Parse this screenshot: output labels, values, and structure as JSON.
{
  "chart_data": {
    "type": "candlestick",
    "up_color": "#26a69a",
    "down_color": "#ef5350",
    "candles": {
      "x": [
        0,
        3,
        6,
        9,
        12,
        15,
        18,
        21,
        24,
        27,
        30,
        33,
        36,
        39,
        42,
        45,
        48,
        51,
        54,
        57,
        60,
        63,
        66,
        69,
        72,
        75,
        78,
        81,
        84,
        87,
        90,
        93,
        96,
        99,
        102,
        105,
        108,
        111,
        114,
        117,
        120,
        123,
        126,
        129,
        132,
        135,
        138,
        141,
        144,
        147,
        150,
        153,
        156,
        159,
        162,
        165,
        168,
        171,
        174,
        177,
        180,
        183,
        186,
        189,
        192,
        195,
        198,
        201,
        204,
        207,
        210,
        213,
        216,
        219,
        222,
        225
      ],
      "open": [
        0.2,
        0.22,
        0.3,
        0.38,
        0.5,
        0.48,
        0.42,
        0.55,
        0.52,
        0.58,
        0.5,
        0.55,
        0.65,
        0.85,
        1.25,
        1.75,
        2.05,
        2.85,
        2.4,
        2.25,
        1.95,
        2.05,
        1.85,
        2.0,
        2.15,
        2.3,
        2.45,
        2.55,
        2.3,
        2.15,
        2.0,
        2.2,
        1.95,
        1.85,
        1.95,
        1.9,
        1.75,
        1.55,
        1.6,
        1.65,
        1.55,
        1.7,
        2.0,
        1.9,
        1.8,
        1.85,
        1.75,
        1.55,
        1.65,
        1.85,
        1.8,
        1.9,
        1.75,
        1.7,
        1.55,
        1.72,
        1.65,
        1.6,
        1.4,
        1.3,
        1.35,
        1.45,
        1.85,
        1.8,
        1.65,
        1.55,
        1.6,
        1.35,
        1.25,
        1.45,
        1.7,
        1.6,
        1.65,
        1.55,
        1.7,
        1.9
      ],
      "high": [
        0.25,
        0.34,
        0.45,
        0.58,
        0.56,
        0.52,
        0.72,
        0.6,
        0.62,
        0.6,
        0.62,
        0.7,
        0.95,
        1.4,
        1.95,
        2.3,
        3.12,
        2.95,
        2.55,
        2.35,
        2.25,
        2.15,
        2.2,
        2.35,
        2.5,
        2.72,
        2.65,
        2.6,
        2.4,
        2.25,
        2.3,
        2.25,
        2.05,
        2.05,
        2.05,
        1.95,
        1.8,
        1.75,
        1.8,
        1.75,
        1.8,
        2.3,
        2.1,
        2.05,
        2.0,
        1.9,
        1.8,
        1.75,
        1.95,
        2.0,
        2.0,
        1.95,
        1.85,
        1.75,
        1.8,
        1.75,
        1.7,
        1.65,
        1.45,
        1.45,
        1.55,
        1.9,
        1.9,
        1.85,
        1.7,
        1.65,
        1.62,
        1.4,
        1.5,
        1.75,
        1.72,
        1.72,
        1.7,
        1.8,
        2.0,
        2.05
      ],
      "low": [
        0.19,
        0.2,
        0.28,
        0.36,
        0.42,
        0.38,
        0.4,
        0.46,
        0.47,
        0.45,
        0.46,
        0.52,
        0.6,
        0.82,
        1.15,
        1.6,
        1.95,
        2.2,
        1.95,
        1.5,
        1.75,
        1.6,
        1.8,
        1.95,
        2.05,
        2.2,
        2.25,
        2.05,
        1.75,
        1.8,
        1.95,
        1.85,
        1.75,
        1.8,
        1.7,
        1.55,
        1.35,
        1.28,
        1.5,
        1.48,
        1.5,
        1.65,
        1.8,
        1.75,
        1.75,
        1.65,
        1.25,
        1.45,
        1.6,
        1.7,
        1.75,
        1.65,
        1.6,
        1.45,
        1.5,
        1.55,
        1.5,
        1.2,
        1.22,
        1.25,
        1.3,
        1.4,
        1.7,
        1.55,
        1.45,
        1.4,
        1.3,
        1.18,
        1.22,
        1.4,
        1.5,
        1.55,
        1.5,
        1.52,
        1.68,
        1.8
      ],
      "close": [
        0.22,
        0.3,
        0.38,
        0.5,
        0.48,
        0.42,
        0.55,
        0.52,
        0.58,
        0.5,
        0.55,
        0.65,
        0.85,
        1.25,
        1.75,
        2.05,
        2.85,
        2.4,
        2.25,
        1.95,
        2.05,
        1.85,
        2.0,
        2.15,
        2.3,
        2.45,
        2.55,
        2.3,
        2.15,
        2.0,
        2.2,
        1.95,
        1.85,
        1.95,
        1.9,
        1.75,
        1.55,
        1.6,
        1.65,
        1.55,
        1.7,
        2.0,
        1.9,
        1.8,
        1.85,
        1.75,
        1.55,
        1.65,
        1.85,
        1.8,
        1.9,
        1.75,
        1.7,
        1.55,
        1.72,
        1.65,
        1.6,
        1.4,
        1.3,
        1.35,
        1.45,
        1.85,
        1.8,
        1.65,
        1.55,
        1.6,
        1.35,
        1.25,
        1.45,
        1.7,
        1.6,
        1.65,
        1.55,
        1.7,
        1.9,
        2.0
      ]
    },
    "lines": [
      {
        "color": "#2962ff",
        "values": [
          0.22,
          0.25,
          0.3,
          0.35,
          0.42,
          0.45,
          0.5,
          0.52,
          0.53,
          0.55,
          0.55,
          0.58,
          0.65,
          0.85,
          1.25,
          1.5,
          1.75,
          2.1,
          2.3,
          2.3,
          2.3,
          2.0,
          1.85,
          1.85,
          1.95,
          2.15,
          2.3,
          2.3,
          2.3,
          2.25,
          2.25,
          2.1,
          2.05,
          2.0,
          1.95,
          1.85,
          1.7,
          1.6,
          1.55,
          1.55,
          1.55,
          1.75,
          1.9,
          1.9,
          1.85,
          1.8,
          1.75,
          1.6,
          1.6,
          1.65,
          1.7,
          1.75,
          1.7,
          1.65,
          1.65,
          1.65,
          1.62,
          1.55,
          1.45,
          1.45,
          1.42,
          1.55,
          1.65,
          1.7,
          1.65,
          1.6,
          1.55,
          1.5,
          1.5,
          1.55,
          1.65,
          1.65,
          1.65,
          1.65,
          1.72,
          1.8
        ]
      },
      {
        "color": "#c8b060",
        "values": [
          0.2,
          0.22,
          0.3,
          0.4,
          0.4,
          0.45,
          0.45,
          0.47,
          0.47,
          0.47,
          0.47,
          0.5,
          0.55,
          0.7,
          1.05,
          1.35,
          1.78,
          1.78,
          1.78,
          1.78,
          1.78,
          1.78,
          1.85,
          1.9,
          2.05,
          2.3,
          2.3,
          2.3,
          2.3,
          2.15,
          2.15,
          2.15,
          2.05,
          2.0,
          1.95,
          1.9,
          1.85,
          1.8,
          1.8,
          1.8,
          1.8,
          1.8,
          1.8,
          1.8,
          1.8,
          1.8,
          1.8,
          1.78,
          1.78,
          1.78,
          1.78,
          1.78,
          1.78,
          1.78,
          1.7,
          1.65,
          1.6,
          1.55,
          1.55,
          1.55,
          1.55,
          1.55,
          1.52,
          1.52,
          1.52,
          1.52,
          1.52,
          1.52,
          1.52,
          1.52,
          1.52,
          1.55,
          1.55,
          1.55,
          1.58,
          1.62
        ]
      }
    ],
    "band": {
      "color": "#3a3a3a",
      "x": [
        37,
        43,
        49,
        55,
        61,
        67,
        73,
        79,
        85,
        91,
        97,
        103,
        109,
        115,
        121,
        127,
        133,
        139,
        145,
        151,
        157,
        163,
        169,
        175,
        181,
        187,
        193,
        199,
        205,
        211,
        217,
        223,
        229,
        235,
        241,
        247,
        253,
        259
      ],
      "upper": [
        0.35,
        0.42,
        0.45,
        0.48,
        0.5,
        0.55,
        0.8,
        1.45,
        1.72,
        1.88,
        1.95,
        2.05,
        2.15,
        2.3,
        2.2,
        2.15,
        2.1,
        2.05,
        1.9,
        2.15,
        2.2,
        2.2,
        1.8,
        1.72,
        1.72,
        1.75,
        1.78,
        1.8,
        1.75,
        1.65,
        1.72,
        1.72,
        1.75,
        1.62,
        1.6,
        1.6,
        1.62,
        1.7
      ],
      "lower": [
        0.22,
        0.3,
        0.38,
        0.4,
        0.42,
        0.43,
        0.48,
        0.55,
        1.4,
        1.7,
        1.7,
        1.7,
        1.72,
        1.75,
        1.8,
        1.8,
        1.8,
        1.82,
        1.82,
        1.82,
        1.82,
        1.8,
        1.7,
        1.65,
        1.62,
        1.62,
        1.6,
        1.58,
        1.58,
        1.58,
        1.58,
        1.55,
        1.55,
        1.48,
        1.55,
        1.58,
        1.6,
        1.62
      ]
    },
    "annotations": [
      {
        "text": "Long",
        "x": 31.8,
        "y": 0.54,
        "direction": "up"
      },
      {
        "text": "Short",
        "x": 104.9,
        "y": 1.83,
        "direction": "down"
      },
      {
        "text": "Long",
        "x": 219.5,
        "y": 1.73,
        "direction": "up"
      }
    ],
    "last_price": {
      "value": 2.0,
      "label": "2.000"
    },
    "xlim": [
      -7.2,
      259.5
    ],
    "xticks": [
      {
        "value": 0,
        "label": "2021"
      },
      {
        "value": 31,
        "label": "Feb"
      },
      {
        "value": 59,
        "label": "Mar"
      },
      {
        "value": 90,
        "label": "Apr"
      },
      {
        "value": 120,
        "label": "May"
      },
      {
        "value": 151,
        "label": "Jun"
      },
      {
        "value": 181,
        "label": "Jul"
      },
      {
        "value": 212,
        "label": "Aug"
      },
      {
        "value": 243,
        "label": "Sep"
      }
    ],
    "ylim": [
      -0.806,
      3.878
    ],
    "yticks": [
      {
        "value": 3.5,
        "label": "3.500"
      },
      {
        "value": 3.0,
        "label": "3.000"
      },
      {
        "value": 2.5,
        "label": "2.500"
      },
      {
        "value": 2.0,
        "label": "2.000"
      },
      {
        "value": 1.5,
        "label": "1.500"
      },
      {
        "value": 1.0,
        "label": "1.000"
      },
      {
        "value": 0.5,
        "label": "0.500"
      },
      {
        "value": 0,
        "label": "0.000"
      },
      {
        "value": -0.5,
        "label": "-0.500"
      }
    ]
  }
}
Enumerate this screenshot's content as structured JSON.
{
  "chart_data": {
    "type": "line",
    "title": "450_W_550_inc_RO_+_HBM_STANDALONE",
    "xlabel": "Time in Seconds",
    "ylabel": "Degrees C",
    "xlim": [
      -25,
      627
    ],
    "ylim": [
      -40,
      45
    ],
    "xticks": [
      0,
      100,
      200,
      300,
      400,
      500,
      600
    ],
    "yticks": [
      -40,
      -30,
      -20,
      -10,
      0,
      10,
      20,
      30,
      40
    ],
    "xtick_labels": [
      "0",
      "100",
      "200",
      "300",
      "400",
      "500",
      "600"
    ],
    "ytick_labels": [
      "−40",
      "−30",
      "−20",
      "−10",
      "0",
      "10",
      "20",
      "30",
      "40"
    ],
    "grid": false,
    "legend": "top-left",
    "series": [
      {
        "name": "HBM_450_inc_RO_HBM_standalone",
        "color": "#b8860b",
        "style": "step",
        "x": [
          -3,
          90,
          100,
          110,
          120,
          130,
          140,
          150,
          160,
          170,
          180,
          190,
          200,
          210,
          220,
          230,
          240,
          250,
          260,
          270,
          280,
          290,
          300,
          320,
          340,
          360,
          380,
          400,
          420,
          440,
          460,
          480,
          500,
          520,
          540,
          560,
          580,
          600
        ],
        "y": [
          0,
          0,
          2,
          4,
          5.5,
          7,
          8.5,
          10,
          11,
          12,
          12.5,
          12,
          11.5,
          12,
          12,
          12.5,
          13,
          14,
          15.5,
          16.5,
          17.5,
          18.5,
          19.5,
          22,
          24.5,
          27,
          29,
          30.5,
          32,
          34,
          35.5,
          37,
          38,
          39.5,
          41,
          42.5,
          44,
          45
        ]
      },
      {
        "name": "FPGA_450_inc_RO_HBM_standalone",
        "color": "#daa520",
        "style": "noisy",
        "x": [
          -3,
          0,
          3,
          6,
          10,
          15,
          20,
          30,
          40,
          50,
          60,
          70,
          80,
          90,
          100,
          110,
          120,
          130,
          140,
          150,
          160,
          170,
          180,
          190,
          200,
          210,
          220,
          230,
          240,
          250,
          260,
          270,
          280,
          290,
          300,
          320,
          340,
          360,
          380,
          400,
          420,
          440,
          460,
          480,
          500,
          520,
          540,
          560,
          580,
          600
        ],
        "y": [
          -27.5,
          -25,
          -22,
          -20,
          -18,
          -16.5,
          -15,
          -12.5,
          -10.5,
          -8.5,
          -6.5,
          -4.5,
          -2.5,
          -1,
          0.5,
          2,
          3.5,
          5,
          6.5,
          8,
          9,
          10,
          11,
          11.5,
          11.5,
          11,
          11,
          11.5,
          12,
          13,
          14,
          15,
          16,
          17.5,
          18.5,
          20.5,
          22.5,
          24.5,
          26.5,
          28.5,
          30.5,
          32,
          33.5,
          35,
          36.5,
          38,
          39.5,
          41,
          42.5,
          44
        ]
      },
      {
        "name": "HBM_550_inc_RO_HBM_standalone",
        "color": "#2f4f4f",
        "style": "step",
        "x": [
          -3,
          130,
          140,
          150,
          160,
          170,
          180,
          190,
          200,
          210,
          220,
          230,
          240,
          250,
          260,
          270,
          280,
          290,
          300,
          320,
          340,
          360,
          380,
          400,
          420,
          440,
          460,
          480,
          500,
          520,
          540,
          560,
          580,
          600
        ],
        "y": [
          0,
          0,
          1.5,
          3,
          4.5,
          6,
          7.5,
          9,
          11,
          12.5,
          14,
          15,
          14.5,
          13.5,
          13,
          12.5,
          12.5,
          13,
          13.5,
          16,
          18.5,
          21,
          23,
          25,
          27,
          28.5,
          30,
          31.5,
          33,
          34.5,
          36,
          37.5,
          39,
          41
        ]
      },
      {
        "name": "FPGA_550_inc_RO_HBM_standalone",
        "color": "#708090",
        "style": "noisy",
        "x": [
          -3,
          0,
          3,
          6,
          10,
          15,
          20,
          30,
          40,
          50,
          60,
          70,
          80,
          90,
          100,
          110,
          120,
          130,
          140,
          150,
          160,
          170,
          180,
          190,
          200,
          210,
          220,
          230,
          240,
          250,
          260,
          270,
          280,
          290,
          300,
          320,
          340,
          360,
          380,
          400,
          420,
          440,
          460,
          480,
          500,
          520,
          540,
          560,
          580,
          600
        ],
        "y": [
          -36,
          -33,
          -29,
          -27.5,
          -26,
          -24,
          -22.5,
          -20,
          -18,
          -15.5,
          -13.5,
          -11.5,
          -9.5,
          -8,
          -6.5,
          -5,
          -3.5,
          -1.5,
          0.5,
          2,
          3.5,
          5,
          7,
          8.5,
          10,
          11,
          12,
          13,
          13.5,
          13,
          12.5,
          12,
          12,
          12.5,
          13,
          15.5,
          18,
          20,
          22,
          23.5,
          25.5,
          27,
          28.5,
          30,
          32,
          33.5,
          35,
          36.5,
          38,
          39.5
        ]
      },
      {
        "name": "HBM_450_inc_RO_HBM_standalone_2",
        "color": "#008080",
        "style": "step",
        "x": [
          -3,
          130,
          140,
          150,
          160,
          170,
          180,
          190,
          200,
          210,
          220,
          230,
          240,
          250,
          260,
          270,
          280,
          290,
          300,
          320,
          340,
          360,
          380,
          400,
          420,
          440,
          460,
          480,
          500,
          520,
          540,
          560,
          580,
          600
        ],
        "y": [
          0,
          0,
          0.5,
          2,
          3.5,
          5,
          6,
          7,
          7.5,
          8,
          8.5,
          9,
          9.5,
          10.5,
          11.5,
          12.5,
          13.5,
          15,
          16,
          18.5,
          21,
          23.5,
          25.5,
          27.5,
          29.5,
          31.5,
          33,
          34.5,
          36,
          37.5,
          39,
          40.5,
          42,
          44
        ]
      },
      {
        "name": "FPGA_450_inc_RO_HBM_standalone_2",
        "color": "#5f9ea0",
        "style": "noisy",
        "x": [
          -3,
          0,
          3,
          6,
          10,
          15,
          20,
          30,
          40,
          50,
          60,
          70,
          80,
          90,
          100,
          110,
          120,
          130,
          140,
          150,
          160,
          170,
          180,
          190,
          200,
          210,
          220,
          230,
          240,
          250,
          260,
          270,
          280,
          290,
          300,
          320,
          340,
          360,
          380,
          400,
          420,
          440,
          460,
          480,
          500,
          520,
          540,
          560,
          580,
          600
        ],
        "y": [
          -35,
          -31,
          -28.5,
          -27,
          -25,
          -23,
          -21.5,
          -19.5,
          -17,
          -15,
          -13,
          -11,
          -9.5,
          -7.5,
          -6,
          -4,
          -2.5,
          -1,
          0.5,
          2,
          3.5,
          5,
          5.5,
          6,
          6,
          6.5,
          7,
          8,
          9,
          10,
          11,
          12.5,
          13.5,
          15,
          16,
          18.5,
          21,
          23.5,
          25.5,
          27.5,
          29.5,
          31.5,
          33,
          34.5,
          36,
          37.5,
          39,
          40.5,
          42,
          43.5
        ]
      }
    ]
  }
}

========

[Directive] For each line of the entries that includes "screenshot", show that line.

[Result for this task]
Parse this screenshot: output labels, values, and structure as JSON.
Enumerate this screenshot's content as structured JSON.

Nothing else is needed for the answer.